STATED TASK: Only a number is wanted. Count the lines holding the string "JSON".

[Dataset excerpts]
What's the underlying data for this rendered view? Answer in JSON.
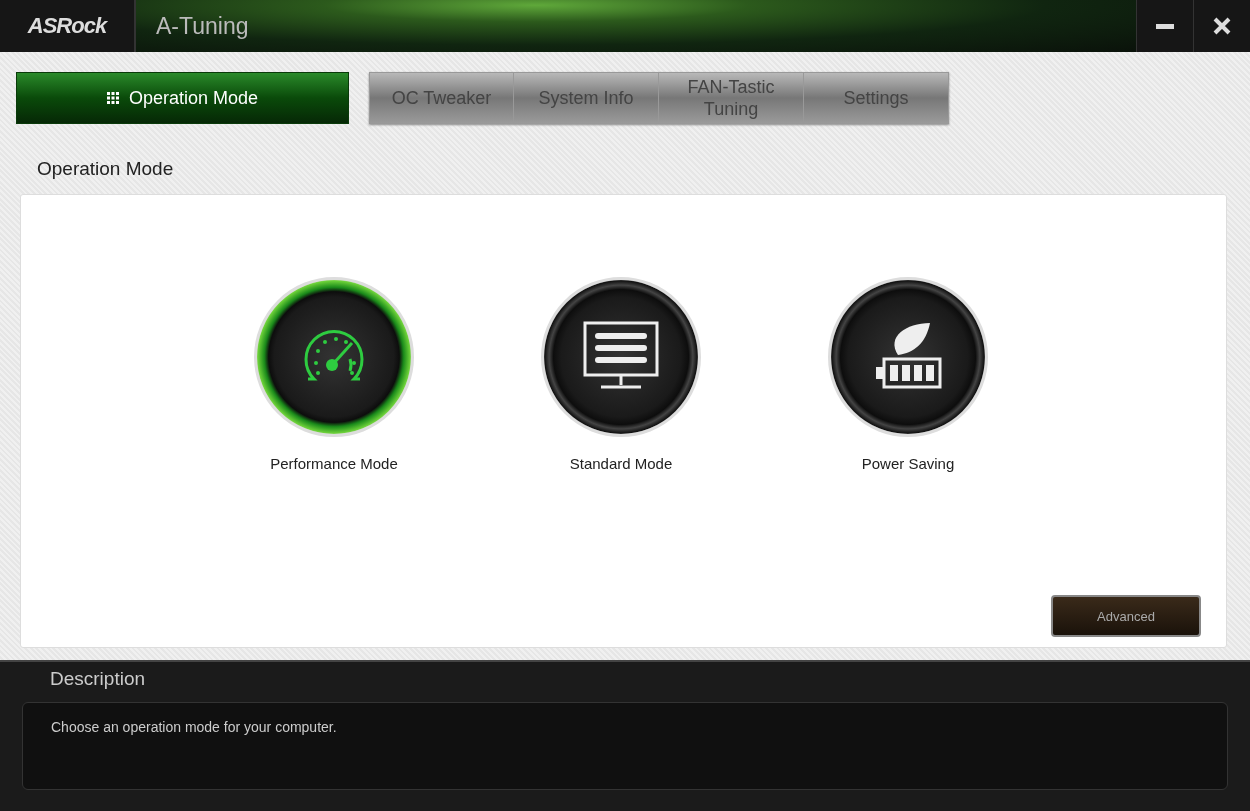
{
  "window": {
    "logo": "ASRock",
    "title": "A-Tuning"
  },
  "tabs": [
    {
      "label": "Operation Mode",
      "selected": true
    },
    {
      "label": "OC Tweaker",
      "selected": false
    },
    {
      "label": "System Info",
      "selected": false
    },
    {
      "label": "FAN-Tastic Tuning",
      "selected": false
    },
    {
      "label": "Settings",
      "selected": false
    }
  ],
  "section_title": "Operation Mode",
  "modes": [
    {
      "kind": "gauge",
      "label": "Performance Mode",
      "selected": true
    },
    {
      "kind": "monitor",
      "label": "Standard Mode",
      "selected": false
    },
    {
      "kind": "leaf-battery",
      "label": "Power Saving",
      "selected": false
    }
  ],
  "advanced_button": "Advanced",
  "description": {
    "title": "Description",
    "text": "Choose an operation mode for your computer."
  }
}
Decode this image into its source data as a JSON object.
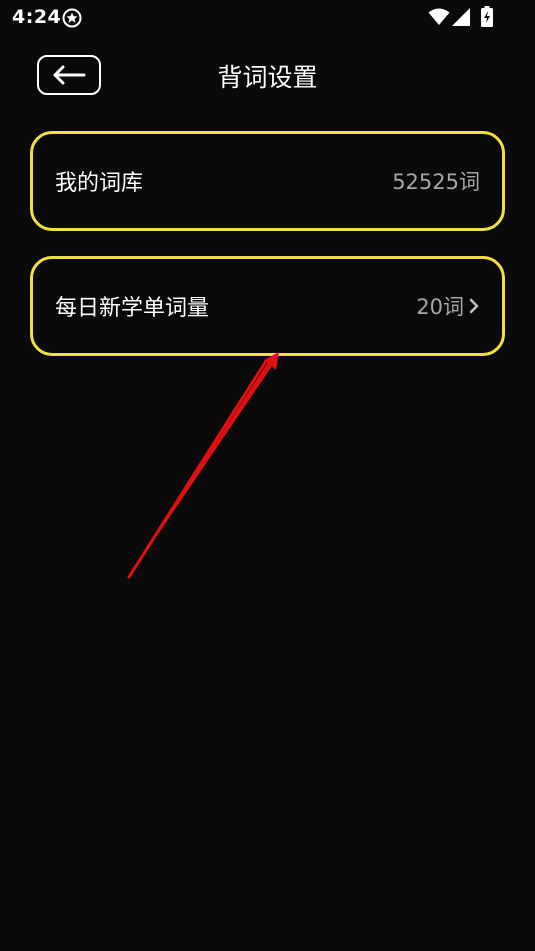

EXERCISE OUTPUT: 2